-------- The data

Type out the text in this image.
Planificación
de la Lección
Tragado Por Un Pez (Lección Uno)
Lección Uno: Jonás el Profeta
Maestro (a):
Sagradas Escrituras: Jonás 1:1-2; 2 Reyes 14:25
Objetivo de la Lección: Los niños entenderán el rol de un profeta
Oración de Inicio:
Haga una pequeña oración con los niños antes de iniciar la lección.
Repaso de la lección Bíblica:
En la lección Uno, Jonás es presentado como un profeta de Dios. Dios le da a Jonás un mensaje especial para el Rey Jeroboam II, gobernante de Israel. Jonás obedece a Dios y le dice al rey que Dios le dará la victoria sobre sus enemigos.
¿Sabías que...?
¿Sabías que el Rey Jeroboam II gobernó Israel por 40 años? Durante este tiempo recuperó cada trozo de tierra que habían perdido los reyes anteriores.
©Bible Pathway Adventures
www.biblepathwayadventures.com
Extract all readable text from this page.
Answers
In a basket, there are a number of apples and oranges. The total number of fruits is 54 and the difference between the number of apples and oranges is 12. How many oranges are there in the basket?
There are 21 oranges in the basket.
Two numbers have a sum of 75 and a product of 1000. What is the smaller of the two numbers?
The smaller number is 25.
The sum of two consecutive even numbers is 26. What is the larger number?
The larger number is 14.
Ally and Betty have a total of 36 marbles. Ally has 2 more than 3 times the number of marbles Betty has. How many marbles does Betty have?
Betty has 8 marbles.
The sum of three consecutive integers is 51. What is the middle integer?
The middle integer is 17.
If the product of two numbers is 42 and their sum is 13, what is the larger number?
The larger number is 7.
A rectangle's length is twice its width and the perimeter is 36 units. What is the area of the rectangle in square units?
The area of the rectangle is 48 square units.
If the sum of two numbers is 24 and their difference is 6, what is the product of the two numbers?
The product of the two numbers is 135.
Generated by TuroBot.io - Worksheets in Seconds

----------------

What the task asks →
Each record above should be restated word for word.

Exercise answer →
Type out the text in this image.
Planificación
de la Lección
Tragado Por Un Pez (Lección Uno)
Lección Uno: Jonás el Profeta
Maestro (a):
Sagradas Escrituras: Jonás 1:1-2; 2 Reyes 14:25
Objetivo de la Lección: Los niños entenderán el rol de un profeta
Oración de Inicio:
Haga una pequeña oración con los niños antes de iniciar la lección.
Repaso de la lección Bíblica:
En la lección Uno, Jonás es presentado como un profeta de Dios. Dios le da a Jonás un mensaje especial para el Rey Jeroboam II, gobernante de Israel. Jonás obedece a Dios y le dice al rey que Dios le dará la victoria sobre sus enemigos.
¿Sabías que...?
¿Sabías que el Rey Jeroboam II gobernó Israel por 40 años? Durante este tiempo recuperó cada trozo de tierra que habían perdido los reyes anteriores.
©Bible Pathway Adventures
www.biblepathwayadventures.com
Extract all readable text from this page.
Answers
In a basket, there are a number of apples and oranges. The total number of fruits is 54 and the difference between the number of apples and oranges is 12. How many oranges are there in the basket?
There are 21 oranges in the basket.
Two numbers have a sum of 75 and a product of 1000. What is the smaller of the two numbers?
The smaller number is 25.
The sum of two consecutive even numbers is 26. What is the larger number?
The larger number is 14.
Ally and Betty have a total of 36 marbles. Ally has 2 more than 3 times the number of marbles Betty has. How many marbles does Betty have?
Betty has 8 marbles.
The sum of three consecutive integers is 51. What is the middle integer?
The middle integer is 17.
If the product of two numbers is 42 and their sum is 13, what is the larger number?
The larger number is 7.
A rectangle's length is twice its width and the perimeter is 36 units. What is the area of the rectangle in square units?
The area of the rectangle is 48 square units.
If the sum of two numbers is 24 and their difference is 6, what is the product of the two numbers?
The product of the two numbers is 135.
Generated by TuroBot.io - Worksheets in Seconds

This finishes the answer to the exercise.